Collected data:
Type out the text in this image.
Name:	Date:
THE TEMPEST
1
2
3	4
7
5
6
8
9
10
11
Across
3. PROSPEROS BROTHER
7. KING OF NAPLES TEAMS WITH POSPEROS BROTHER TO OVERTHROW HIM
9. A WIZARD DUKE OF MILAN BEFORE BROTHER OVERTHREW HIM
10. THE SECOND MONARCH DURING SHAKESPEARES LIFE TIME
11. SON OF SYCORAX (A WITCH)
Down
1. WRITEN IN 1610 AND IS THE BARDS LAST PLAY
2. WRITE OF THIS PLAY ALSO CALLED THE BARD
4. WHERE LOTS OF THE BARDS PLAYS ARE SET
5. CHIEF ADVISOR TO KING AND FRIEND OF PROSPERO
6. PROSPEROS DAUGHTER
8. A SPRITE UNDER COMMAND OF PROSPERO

▶ **Exercise instructions**:
Copy out every line of the listing that includes the string "PROSPEROS".

▶ **Answer in full**:
3. PROSPEROS BROTHER
6. PROSPEROS DAUGHTER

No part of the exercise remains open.